**What you are asked to do:** For this exercise, repeat all of the material verbatim apart from its images.

— BEGIN —

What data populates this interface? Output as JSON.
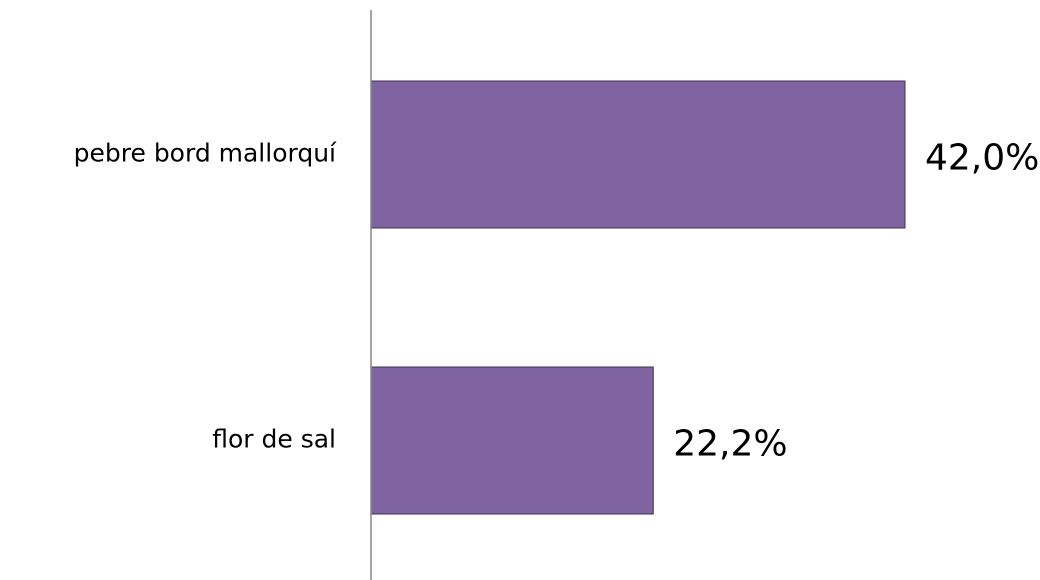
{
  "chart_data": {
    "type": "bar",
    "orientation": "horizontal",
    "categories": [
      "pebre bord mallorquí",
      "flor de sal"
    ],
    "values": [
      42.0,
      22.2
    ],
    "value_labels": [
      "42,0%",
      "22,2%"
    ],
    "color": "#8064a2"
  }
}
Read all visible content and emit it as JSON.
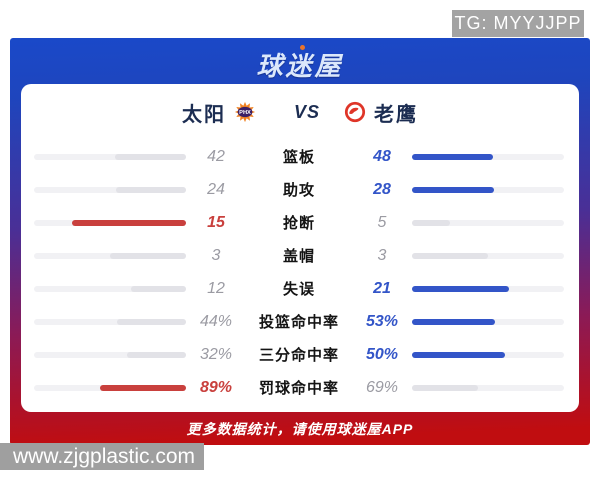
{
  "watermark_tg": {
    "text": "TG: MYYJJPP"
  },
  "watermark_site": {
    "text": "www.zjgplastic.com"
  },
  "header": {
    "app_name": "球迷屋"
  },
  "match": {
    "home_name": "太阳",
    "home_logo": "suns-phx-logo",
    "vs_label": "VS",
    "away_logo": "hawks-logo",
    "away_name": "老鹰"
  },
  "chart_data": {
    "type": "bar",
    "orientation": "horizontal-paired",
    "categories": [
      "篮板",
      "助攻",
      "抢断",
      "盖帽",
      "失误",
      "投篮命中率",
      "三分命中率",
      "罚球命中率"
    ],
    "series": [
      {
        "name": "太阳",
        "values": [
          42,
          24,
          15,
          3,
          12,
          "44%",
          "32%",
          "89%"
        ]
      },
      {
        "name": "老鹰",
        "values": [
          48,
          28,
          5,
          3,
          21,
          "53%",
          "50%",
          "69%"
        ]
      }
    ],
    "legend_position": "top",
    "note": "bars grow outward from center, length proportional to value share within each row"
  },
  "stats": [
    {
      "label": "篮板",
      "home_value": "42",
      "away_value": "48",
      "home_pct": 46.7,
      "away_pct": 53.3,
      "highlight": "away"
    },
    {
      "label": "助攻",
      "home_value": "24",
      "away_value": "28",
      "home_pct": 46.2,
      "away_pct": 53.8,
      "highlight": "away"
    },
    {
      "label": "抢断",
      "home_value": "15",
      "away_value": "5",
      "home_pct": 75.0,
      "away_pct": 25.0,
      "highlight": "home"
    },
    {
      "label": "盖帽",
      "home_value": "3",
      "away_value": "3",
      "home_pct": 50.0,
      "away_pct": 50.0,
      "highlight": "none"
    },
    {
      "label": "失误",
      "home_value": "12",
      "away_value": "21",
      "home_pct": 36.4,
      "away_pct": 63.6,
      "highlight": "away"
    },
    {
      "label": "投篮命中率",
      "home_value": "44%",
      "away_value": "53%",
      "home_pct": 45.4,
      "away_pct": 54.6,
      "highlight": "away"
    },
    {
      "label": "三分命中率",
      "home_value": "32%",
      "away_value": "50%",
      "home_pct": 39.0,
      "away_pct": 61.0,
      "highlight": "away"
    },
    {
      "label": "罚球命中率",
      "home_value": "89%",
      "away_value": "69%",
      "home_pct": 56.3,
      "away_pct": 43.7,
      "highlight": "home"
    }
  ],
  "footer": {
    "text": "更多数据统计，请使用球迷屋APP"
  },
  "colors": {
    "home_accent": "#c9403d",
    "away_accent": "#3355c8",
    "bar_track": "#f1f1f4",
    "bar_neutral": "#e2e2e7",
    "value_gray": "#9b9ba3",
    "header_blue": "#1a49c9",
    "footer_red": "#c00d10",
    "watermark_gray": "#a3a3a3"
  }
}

— END —

**Exercise response:**
What data populates this interface? Output as JSON.
{
  "chart_data": {
    "type": "bar",
    "orientation": "horizontal",
    "categories": [
      "pebre bord mallorquí",
      "flor de sal"
    ],
    "values": [
      42.0,
      22.2
    ],
    "value_labels": [
      "42,0%",
      "22,2%"
    ],
    "color": "#8064a2"
  }
}
Read all visible content and emit it as JSON.
{
  "watermark_tg": {
    "text": "TG: MYYJJPP"
  },
  "watermark_site": {
    "text": "www.zjgplastic.com"
  },
  "header": {
    "app_name": "球迷屋"
  },
  "match": {
    "home_name": "太阳",
    "home_logo": "suns-phx-logo",
    "vs_label": "VS",
    "away_logo": "hawks-logo",
    "away_name": "老鹰"
  },
  "chart_data": {
    "type": "bar",
    "orientation": "horizontal-paired",
    "categories": [
      "篮板",
      "助攻",
      "抢断",
      "盖帽",
      "失误",
      "投篮命中率",
      "三分命中率",
      "罚球命中率"
    ],
    "series": [
      {
        "name": "太阳",
        "values": [
          42,
          24,
          15,
          3,
          12,
          "44%",
          "32%",
          "89%"
        ]
      },
      {
        "name": "老鹰",
        "values": [
          48,
          28,
          5,
          3,
          21,
          "53%",
          "50%",
          "69%"
        ]
      }
    ],
    "legend_position": "top",
    "note": "bars grow outward from center, length proportional to value share within each row"
  },
  "stats": [
    {
      "label": "篮板",
      "home_value": "42",
      "away_value": "48",
      "home_pct": 46.7,
      "away_pct": 53.3,
      "highlight": "away"
    },
    {
      "label": "助攻",
      "home_value": "24",
      "away_value": "28",
      "home_pct": 46.2,
      "away_pct": 53.8,
      "highlight": "away"
    },
    {
      "label": "抢断",
      "home_value": "15",
      "away_value": "5",
      "home_pct": 75.0,
      "away_pct": 25.0,
      "highlight": "home"
    },
    {
      "label": "盖帽",
      "home_value": "3",
      "away_value": "3",
      "home_pct": 50.0,
      "away_pct": 50.0,
      "highlight": "none"
    },
    {
      "label": "失误",
      "home_value": "12",
      "away_value": "21",
      "home_pct": 36.4,
      "away_pct": 63.6,
      "highlight": "away"
    },
    {
      "label": "投篮命中率",
      "home_value": "44%",
      "away_value": "53%",
      "home_pct": 45.4,
      "away_pct": 54.6,
      "highlight": "away"
    },
    {
      "label": "三分命中率",
      "home_value": "32%",
      "away_value": "50%",
      "home_pct": 39.0,
      "away_pct": 61.0,
      "highlight": "away"
    },
    {
      "label": "罚球命中率",
      "home_value": "89%",
      "away_value": "69%",
      "home_pct": 56.3,
      "away_pct": 43.7,
      "highlight": "home"
    }
  ],
  "footer": {
    "text": "更多数据统计，请使用球迷屋APP"
  },
  "colors": {
    "home_accent": "#c9403d",
    "away_accent": "#3355c8",
    "bar_track": "#f1f1f4",
    "bar_neutral": "#e2e2e7",
    "value_gray": "#9b9ba3",
    "header_blue": "#1a49c9",
    "footer_red": "#c00d10",
    "watermark_gray": "#a3a3a3"
  }
}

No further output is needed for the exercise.